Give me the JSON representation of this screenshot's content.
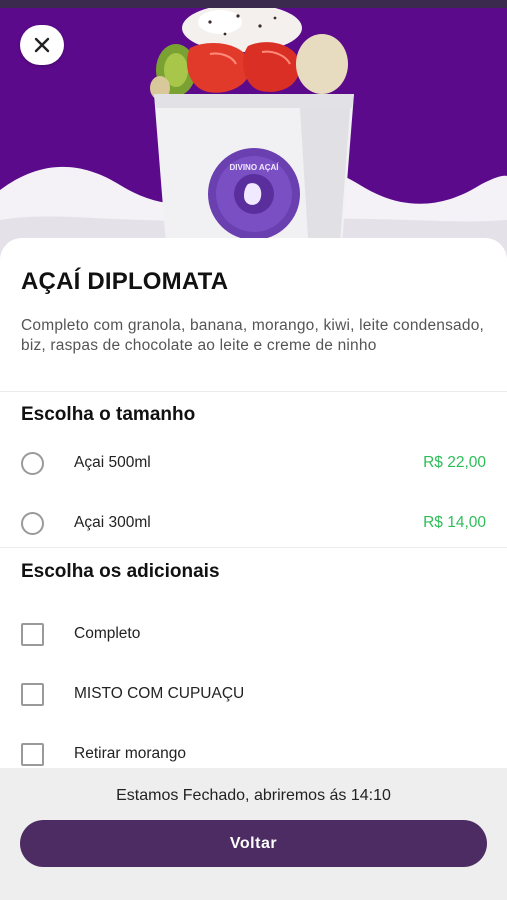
{
  "product": {
    "title": "AÇAÍ DIPLOMATA",
    "description": "Completo com granola, banana, morango, kiwi, leite condensado, biz, raspas de chocolate ao leite e creme de ninho"
  },
  "hero": {
    "image_name": "acai-cup-photo",
    "badge_text": "DIVINO AÇAÍ"
  },
  "size_section": {
    "title": "Escolha o tamanho",
    "options": [
      {
        "label": "Açai 500ml",
        "price": "R$ 22,00",
        "selected": false
      },
      {
        "label": "Açai 300ml",
        "price": "R$ 14,00",
        "selected": false
      }
    ]
  },
  "addons_section": {
    "title": "Escolha os adicionais",
    "options": [
      {
        "label": "Completo",
        "checked": false
      },
      {
        "label": "MISTO COM CUPUAÇU",
        "checked": false
      },
      {
        "label": "Retirar morango",
        "checked": false
      }
    ]
  },
  "footer": {
    "closed_message": "Estamos Fechado, abriremos ás 14:10",
    "back_label": "Voltar"
  },
  "colors": {
    "hero_bg": "#5c0a8c",
    "price_green": "#2ebd59",
    "button_bg": "#4c2c62"
  }
}
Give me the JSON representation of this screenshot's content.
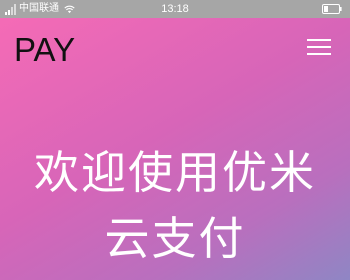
{
  "status_bar": {
    "carrier": "中国联通",
    "time": "13:18",
    "icons": [
      "signal-icon",
      "wifi-icon",
      "battery-icon"
    ]
  },
  "header": {
    "brand": "PAY",
    "menu_icon": "hamburger-menu-icon"
  },
  "hero": {
    "welcome_line1": "欢迎使用优米",
    "welcome_line2": "云支付"
  },
  "colors": {
    "status_bar_bg": "#a6a6a6",
    "gradient_start": "#f56bb6",
    "gradient_end": "#8f86c4",
    "text_light": "#ffffff",
    "text_dark": "#111111"
  }
}
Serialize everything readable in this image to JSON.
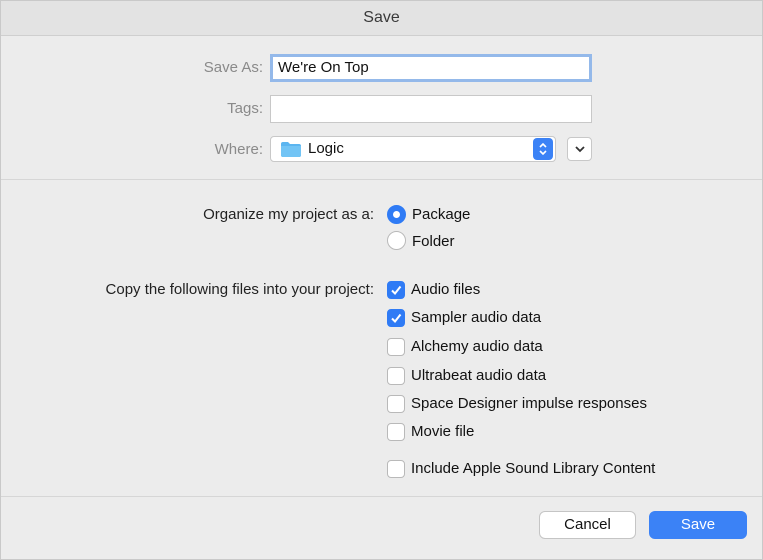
{
  "window": {
    "title": "Save"
  },
  "form": {
    "save_as_label": "Save As:",
    "save_as_value": "We're On Top",
    "tags_label": "Tags:",
    "tags_value": "",
    "where_label": "Where:",
    "where_value": "Logic",
    "where_icon": "folder-icon"
  },
  "organize": {
    "label": "Organize my project as a:",
    "options": [
      {
        "label": "Package",
        "selected": true
      },
      {
        "label": "Folder",
        "selected": false
      }
    ]
  },
  "copy_files": {
    "label": "Copy the following files into your project:",
    "options": [
      {
        "label": "Audio files",
        "checked": true
      },
      {
        "label": "Sampler audio data",
        "checked": true
      },
      {
        "label": "Alchemy audio data",
        "checked": false
      },
      {
        "label": "Ultrabeat audio data",
        "checked": false
      },
      {
        "label": "Space Designer impulse responses",
        "checked": false
      },
      {
        "label": "Movie file",
        "checked": false
      }
    ],
    "extra_option": {
      "label": "Include Apple Sound Library Content",
      "checked": false
    }
  },
  "buttons": {
    "cancel_label": "Cancel",
    "save_label": "Save"
  },
  "colors": {
    "accent": "#2f7bf5",
    "focus_ring": "#94b9ea",
    "folder": "#5bb5f0"
  }
}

● **Task to complete**
Write out again every line above exactly as given; the pictures do not belong in the copy.

● **Response**
Give me the JSON representation of this screenshot's content.
{
  "product": {
    "title": "AÇAÍ DIPLOMATA",
    "description": "Completo com granola, banana, morango, kiwi, leite condensado, biz, raspas de chocolate ao leite e creme de ninho"
  },
  "hero": {
    "image_name": "acai-cup-photo",
    "badge_text": "DIVINO AÇAÍ"
  },
  "size_section": {
    "title": "Escolha o tamanho",
    "options": [
      {
        "label": "Açai 500ml",
        "price": "R$ 22,00",
        "selected": false
      },
      {
        "label": "Açai 300ml",
        "price": "R$ 14,00",
        "selected": false
      }
    ]
  },
  "addons_section": {
    "title": "Escolha os adicionais",
    "options": [
      {
        "label": "Completo",
        "checked": false
      },
      {
        "label": "MISTO COM CUPUAÇU",
        "checked": false
      },
      {
        "label": "Retirar morango",
        "checked": false
      }
    ]
  },
  "footer": {
    "closed_message": "Estamos Fechado, abriremos ás 14:10",
    "back_label": "Voltar"
  },
  "colors": {
    "hero_bg": "#5c0a8c",
    "price_green": "#2ebd59",
    "button_bg": "#4c2c62"
  }
}
Give me the JSON representation of this screenshot's content.
{
  "status_bar": {
    "carrier": "中国联通",
    "time": "13:18",
    "icons": [
      "signal-icon",
      "wifi-icon",
      "battery-icon"
    ]
  },
  "header": {
    "brand": "PAY",
    "menu_icon": "hamburger-menu-icon"
  },
  "hero": {
    "welcome_line1": "欢迎使用优米",
    "welcome_line2": "云支付"
  },
  "colors": {
    "status_bar_bg": "#a6a6a6",
    "gradient_start": "#f56bb6",
    "gradient_end": "#8f86c4",
    "text_light": "#ffffff",
    "text_dark": "#111111"
  }
}
Serialize everything readable in this image to JSON.
{
  "window": {
    "title": "Save"
  },
  "form": {
    "save_as_label": "Save As:",
    "save_as_value": "We're On Top",
    "tags_label": "Tags:",
    "tags_value": "",
    "where_label": "Where:",
    "where_value": "Logic",
    "where_icon": "folder-icon"
  },
  "organize": {
    "label": "Organize my project as a:",
    "options": [
      {
        "label": "Package",
        "selected": true
      },
      {
        "label": "Folder",
        "selected": false
      }
    ]
  },
  "copy_files": {
    "label": "Copy the following files into your project:",
    "options": [
      {
        "label": "Audio files",
        "checked": true
      },
      {
        "label": "Sampler audio data",
        "checked": true
      },
      {
        "label": "Alchemy audio data",
        "checked": false
      },
      {
        "label": "Ultrabeat audio data",
        "checked": false
      },
      {
        "label": "Space Designer impulse responses",
        "checked": false
      },
      {
        "label": "Movie file",
        "checked": false
      }
    ],
    "extra_option": {
      "label": "Include Apple Sound Library Content",
      "checked": false
    }
  },
  "buttons": {
    "cancel_label": "Cancel",
    "save_label": "Save"
  },
  "colors": {
    "accent": "#2f7bf5",
    "focus_ring": "#94b9ea",
    "folder": "#5bb5f0"
  }
}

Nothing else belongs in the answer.